**Data extracted from a collection:**
- - - -
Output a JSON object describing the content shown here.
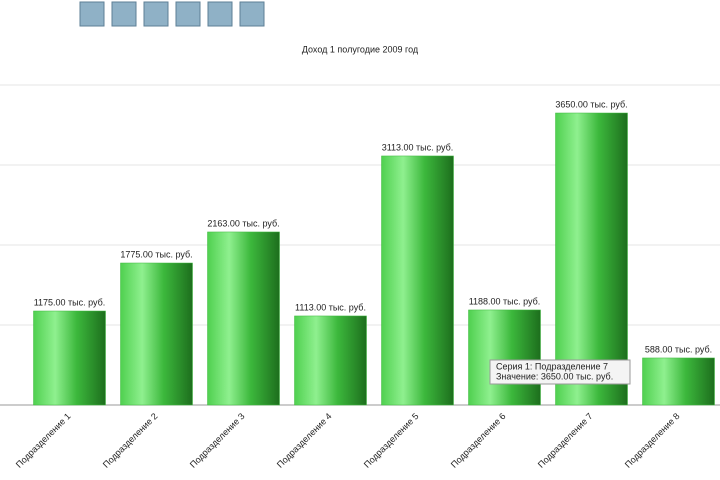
{
  "chart_data": {
    "type": "bar",
    "title": "Доход 1 полугодие 2009 год",
    "categories": [
      "Подразделение 1",
      "Подразделение 2",
      "Подразделение 3",
      "Подразделение 4",
      "Подразделение 5",
      "Подразделение 6",
      "Подразделение 7",
      "Подразделение 8"
    ],
    "values": [
      1175,
      1775,
      2163,
      1113,
      3113,
      1188,
      3650,
      588
    ],
    "value_labels": [
      "1175.00 тыс. руб.",
      "1775.00 тыс. руб.",
      "2163.00 тыс. руб.",
      "1113.00 тыс. руб.",
      "3113.00 тыс. руб.",
      "1188.00 тыс. руб.",
      "3650.00 тыс. руб.",
      "588.00 тыс. руб."
    ],
    "color": "#3cb83c",
    "ylim": [
      0,
      4000
    ],
    "yticks": [
      0,
      1000,
      2000,
      3000,
      4000
    ],
    "grid": true,
    "tooltip": {
      "title": "Серия 1: Подразделение 7",
      "text": "Значение: 3650.00 тыс. руб."
    }
  }
}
- - - -
**What you have to do:** Output all of the data exactly as it stands, minus any images.

**Finished task:**
Output a JSON object describing the content shown here.
{
  "chart_data": {
    "type": "bar",
    "title": "Доход 1 полугодие 2009 год",
    "categories": [
      "Подразделение 1",
      "Подразделение 2",
      "Подразделение 3",
      "Подразделение 4",
      "Подразделение 5",
      "Подразделение 6",
      "Подразделение 7",
      "Подразделение 8"
    ],
    "values": [
      1175,
      1775,
      2163,
      1113,
      3113,
      1188,
      3650,
      588
    ],
    "value_labels": [
      "1175.00 тыс. руб.",
      "1775.00 тыс. руб.",
      "2163.00 тыс. руб.",
      "1113.00 тыс. руб.",
      "3113.00 тыс. руб.",
      "1188.00 тыс. руб.",
      "3650.00 тыс. руб.",
      "588.00 тыс. руб."
    ],
    "color": "#3cb83c",
    "ylim": [
      0,
      4000
    ],
    "yticks": [
      0,
      1000,
      2000,
      3000,
      4000
    ],
    "grid": true,
    "tooltip": {
      "title": "Серия 1: Подразделение 7",
      "text": "Значение: 3650.00 тыс. руб."
    }
  }
}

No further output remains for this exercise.